--- Begin Records supplied ---

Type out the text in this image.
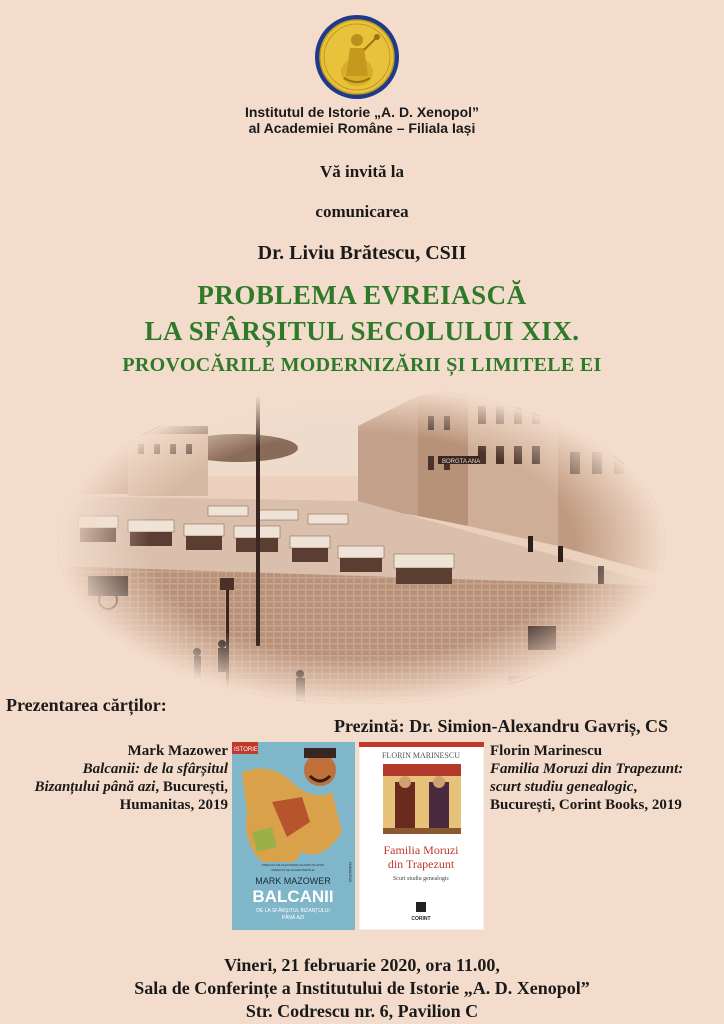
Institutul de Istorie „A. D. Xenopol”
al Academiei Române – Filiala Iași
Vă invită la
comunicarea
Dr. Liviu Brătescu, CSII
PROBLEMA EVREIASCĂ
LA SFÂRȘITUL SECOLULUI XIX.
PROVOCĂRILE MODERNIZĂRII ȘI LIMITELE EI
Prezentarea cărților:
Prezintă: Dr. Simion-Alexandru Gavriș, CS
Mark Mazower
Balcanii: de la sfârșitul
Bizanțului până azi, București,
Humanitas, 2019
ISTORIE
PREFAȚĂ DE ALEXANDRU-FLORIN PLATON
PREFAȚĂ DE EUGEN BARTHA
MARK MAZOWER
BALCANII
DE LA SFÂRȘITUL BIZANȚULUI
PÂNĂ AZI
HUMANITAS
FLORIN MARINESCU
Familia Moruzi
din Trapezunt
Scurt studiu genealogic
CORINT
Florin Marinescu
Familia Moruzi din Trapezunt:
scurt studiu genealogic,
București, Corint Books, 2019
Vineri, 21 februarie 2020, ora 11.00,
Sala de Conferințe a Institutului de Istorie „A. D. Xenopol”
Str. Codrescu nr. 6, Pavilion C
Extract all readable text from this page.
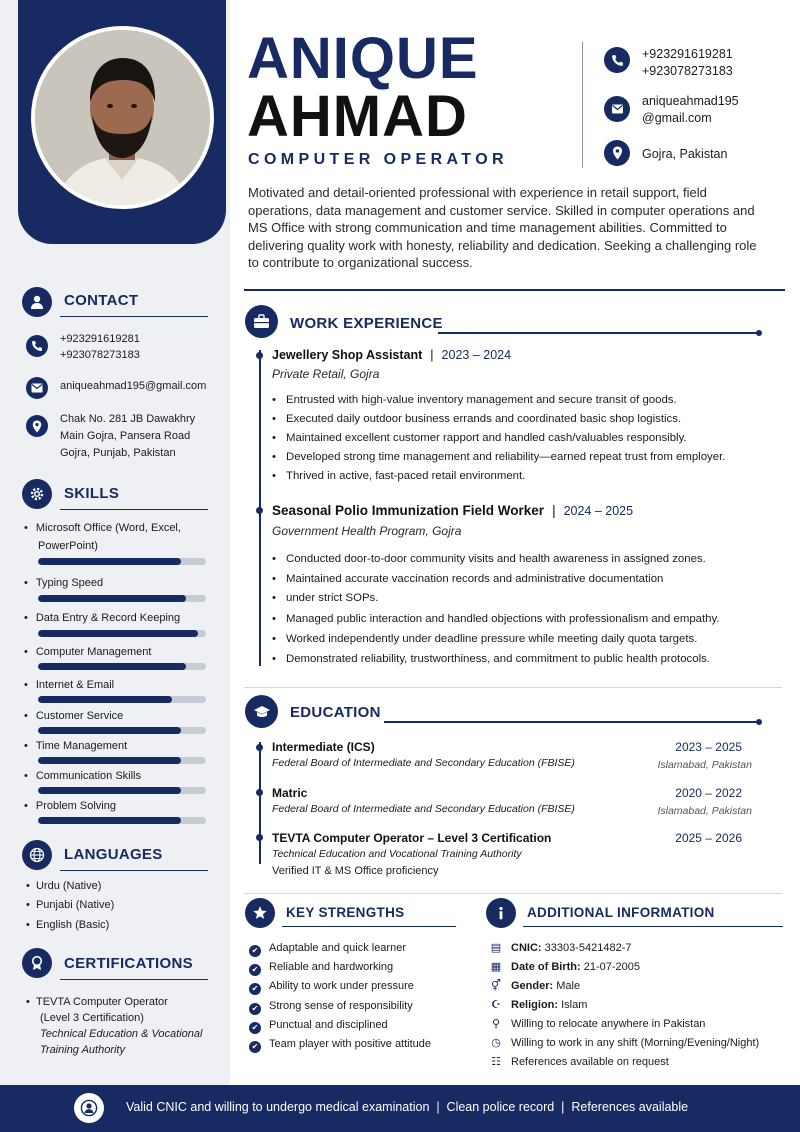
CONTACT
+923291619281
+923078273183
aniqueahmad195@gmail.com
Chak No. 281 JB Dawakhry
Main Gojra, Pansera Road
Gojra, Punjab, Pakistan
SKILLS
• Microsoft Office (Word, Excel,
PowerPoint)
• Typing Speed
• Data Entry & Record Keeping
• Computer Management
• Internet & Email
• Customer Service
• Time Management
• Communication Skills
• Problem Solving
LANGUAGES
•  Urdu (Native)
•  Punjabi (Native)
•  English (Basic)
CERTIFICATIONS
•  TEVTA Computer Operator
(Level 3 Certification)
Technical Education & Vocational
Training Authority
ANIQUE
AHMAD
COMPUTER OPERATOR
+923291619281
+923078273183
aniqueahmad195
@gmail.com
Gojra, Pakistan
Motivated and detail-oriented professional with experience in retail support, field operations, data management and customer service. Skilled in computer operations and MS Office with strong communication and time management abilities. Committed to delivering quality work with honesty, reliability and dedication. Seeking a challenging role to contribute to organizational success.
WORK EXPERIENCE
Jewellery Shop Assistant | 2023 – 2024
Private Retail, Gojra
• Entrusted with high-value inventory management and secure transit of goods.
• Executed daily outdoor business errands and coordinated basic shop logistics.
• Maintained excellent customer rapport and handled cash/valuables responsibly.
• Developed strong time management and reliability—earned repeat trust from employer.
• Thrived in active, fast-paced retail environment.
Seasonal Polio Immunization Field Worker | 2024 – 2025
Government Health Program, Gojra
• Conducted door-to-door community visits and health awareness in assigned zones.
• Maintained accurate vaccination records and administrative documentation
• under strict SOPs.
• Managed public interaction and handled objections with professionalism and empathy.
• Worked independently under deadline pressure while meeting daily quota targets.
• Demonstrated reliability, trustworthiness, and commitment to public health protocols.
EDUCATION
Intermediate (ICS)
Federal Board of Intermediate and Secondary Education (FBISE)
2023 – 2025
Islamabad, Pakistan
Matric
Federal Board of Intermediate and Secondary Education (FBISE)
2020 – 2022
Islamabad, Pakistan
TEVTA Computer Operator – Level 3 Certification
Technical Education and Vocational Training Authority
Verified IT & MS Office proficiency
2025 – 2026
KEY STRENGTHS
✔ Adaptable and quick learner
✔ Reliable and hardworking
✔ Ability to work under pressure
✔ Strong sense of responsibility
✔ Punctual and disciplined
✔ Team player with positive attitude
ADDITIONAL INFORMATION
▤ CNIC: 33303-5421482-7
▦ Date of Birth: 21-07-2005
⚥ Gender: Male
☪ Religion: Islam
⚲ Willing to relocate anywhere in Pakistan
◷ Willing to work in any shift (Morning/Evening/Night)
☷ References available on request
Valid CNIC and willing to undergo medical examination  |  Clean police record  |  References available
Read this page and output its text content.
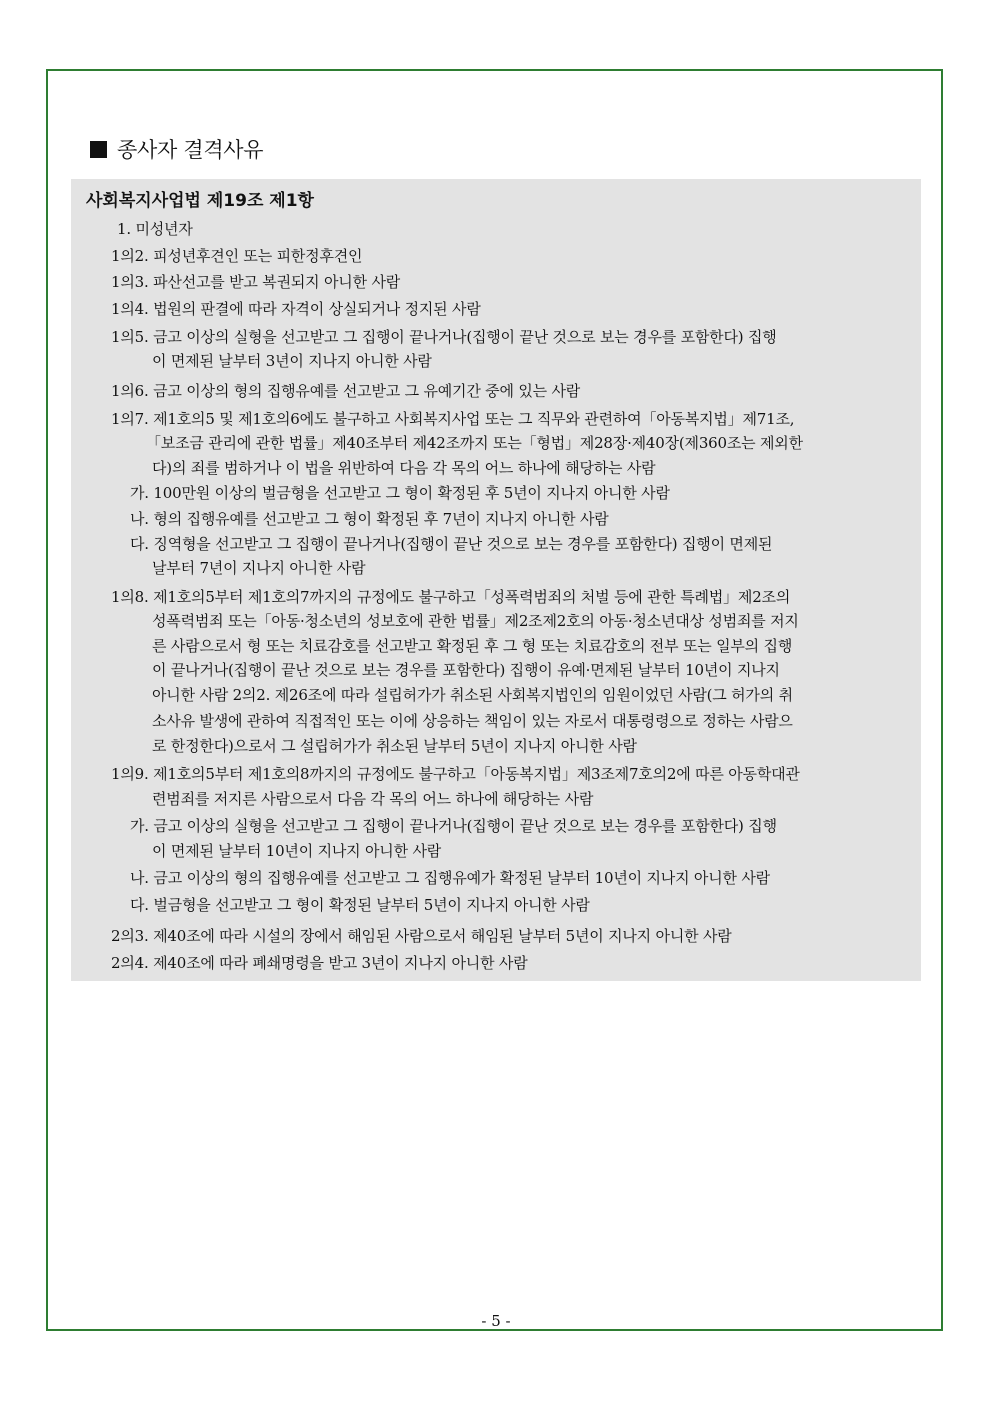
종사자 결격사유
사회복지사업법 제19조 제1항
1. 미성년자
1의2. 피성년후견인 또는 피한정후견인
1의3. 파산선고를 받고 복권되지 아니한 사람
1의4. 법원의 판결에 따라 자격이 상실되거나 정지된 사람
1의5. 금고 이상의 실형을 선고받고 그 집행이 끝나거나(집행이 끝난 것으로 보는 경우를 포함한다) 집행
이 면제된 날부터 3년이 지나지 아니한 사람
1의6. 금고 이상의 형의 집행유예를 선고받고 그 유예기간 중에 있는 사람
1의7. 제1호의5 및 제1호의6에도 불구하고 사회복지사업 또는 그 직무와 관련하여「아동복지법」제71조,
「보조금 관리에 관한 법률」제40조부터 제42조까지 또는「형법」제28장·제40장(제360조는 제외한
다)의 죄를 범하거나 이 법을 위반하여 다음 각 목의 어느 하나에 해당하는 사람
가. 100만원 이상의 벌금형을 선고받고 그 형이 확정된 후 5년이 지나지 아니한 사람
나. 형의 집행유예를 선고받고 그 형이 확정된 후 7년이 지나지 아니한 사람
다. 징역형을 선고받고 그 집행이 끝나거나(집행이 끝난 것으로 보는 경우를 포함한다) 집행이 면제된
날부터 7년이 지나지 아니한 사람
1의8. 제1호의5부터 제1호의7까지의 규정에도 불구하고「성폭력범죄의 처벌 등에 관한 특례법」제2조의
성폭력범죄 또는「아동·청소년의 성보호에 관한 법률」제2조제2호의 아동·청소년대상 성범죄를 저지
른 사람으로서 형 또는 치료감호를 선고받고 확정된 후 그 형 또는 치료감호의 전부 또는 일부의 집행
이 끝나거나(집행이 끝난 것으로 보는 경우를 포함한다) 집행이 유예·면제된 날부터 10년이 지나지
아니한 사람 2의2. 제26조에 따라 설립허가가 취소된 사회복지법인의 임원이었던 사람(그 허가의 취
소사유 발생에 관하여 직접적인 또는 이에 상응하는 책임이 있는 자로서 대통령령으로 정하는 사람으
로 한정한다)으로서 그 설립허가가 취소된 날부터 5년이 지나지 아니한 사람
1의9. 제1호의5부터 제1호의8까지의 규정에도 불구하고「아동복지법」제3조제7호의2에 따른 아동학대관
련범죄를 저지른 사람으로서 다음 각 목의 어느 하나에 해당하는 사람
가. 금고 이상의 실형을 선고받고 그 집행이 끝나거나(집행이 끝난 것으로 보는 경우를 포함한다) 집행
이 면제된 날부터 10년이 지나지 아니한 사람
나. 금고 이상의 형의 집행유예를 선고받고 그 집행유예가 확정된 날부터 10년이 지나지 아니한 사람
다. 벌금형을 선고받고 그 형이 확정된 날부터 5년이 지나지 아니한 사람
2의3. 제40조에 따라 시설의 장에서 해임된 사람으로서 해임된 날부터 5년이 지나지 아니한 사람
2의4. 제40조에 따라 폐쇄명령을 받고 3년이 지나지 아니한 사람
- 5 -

--- End Records supplied ---

• [Aim of the exercise] Output the lines above in full and exactly as given, omitting any pictures.

• [Problem solution]
Type out the text in this image.
Institutul de Istorie „A. D. Xenopol”
al Academiei Române – Filiala Iași
Vă invită la
comunicarea
Dr. Liviu Brătescu, CSII
PROBLEMA EVREIASCĂ
LA SFÂRȘITUL SECOLULUI XIX.
PROVOCĂRILE MODERNIZĂRII ȘI LIMITELE EI
Prezentarea cărților:
Prezintă: Dr. Simion-Alexandru Gavriș, CS
Mark Mazower
Balcanii: de la sfârșitul
Bizanțului până azi, București,
Humanitas, 2019
ISTORIE
PREFAȚĂ DE ALEXANDRU-FLORIN PLATON
PREFAȚĂ DE EUGEN BARTHA
MARK MAZOWER
BALCANII
DE LA SFÂRȘITUL BIZANȚULUI
PÂNĂ AZI
HUMANITAS
FLORIN MARINESCU
Familia Moruzi
din Trapezunt
Scurt studiu genealogic
CORINT
Florin Marinescu
Familia Moruzi din Trapezunt:
scurt studiu genealogic,
București, Corint Books, 2019
Vineri, 21 februarie 2020, ora 11.00,
Sala de Conferințe a Institutului de Istorie „A. D. Xenopol”
Str. Codrescu nr. 6, Pavilion C
Extract all readable text from this page.
CONTACT
+923291619281
+923078273183
aniqueahmad195@gmail.com
Chak No. 281 JB Dawakhry
Main Gojra, Pansera Road
Gojra, Punjab, Pakistan
SKILLS
• Microsoft Office (Word, Excel,
PowerPoint)
• Typing Speed
• Data Entry & Record Keeping
• Computer Management
• Internet & Email
• Customer Service
• Time Management
• Communication Skills
• Problem Solving
LANGUAGES
•  Urdu (Native)
•  Punjabi (Native)
•  English (Basic)
CERTIFICATIONS
•  TEVTA Computer Operator
(Level 3 Certification)
Technical Education & Vocational
Training Authority
ANIQUE
AHMAD
COMPUTER OPERATOR
+923291619281
+923078273183
aniqueahmad195
@gmail.com
Gojra, Pakistan
Motivated and detail-oriented professional with experience in retail support, field operations, data management and customer service. Skilled in computer operations and MS Office with strong communication and time management abilities. Committed to delivering quality work with honesty, reliability and dedication. Seeking a challenging role to contribute to organizational success.
WORK EXPERIENCE
Jewellery Shop Assistant | 2023 – 2024
Private Retail, Gojra
• Entrusted with high-value inventory management and secure transit of goods.
• Executed daily outdoor business errands and coordinated basic shop logistics.
• Maintained excellent customer rapport and handled cash/valuables responsibly.
• Developed strong time management and reliability—earned repeat trust from employer.
• Thrived in active, fast-paced retail environment.
Seasonal Polio Immunization Field Worker | 2024 – 2025
Government Health Program, Gojra
• Conducted door-to-door community visits and health awareness in assigned zones.
• Maintained accurate vaccination records and administrative documentation
• under strict SOPs.
• Managed public interaction and handled objections with professionalism and empathy.
• Worked independently under deadline pressure while meeting daily quota targets.
• Demonstrated reliability, trustworthiness, and commitment to public health protocols.
EDUCATION
Intermediate (ICS)
Federal Board of Intermediate and Secondary Education (FBISE)
2023 – 2025
Islamabad, Pakistan
Matric
Federal Board of Intermediate and Secondary Education (FBISE)
2020 – 2022
Islamabad, Pakistan
TEVTA Computer Operator – Level 3 Certification
Technical Education and Vocational Training Authority
Verified IT & MS Office proficiency
2025 – 2026
KEY STRENGTHS
✔ Adaptable and quick learner
✔ Reliable and hardworking
✔ Ability to work under pressure
✔ Strong sense of responsibility
✔ Punctual and disciplined
✔ Team player with positive attitude
ADDITIONAL INFORMATION
▤ CNIC: 33303-5421482-7
▦ Date of Birth: 21-07-2005
⚥ Gender: Male
☪ Religion: Islam
⚲ Willing to relocate anywhere in Pakistan
◷ Willing to work in any shift (Morning/Evening/Night)
☷ References available on request
Valid CNIC and willing to undergo medical examination  |  Clean police record  |  References available
Read this page and output its text content.
종사자 결격사유
사회복지사업법 제19조 제1항
1. 미성년자
1의2. 피성년후견인 또는 피한정후견인
1의3. 파산선고를 받고 복권되지 아니한 사람
1의4. 법원의 판결에 따라 자격이 상실되거나 정지된 사람
1의5. 금고 이상의 실형을 선고받고 그 집행이 끝나거나(집행이 끝난 것으로 보는 경우를 포함한다) 집행
이 면제된 날부터 3년이 지나지 아니한 사람
1의6. 금고 이상의 형의 집행유예를 선고받고 그 유예기간 중에 있는 사람
1의7. 제1호의5 및 제1호의6에도 불구하고 사회복지사업 또는 그 직무와 관련하여「아동복지법」제71조,
「보조금 관리에 관한 법률」제40조부터 제42조까지 또는「형법」제28장·제40장(제360조는 제외한
다)의 죄를 범하거나 이 법을 위반하여 다음 각 목의 어느 하나에 해당하는 사람
가. 100만원 이상의 벌금형을 선고받고 그 형이 확정된 후 5년이 지나지 아니한 사람
나. 형의 집행유예를 선고받고 그 형이 확정된 후 7년이 지나지 아니한 사람
다. 징역형을 선고받고 그 집행이 끝나거나(집행이 끝난 것으로 보는 경우를 포함한다) 집행이 면제된
날부터 7년이 지나지 아니한 사람
1의8. 제1호의5부터 제1호의7까지의 규정에도 불구하고「성폭력범죄의 처벌 등에 관한 특례법」제2조의
성폭력범죄 또는「아동·청소년의 성보호에 관한 법률」제2조제2호의 아동·청소년대상 성범죄를 저지
른 사람으로서 형 또는 치료감호를 선고받고 확정된 후 그 형 또는 치료감호의 전부 또는 일부의 집행
이 끝나거나(집행이 끝난 것으로 보는 경우를 포함한다) 집행이 유예·면제된 날부터 10년이 지나지
아니한 사람 2의2. 제26조에 따라 설립허가가 취소된 사회복지법인의 임원이었던 사람(그 허가의 취
소사유 발생에 관하여 직접적인 또는 이에 상응하는 책임이 있는 자로서 대통령령으로 정하는 사람으
로 한정한다)으로서 그 설립허가가 취소된 날부터 5년이 지나지 아니한 사람
1의9. 제1호의5부터 제1호의8까지의 규정에도 불구하고「아동복지법」제3조제7호의2에 따른 아동학대관
련범죄를 저지른 사람으로서 다음 각 목의 어느 하나에 해당하는 사람
가. 금고 이상의 실형을 선고받고 그 집행이 끝나거나(집행이 끝난 것으로 보는 경우를 포함한다) 집행
이 면제된 날부터 10년이 지나지 아니한 사람
나. 금고 이상의 형의 집행유예를 선고받고 그 집행유예가 확정된 날부터 10년이 지나지 아니한 사람
다. 벌금형을 선고받고 그 형이 확정된 날부터 5년이 지나지 아니한 사람
2의3. 제40조에 따라 시설의 장에서 해임된 사람으로서 해임된 날부터 5년이 지나지 아니한 사람
2의4. 제40조에 따라 폐쇄명령을 받고 3년이 지나지 아니한 사람
- 5 -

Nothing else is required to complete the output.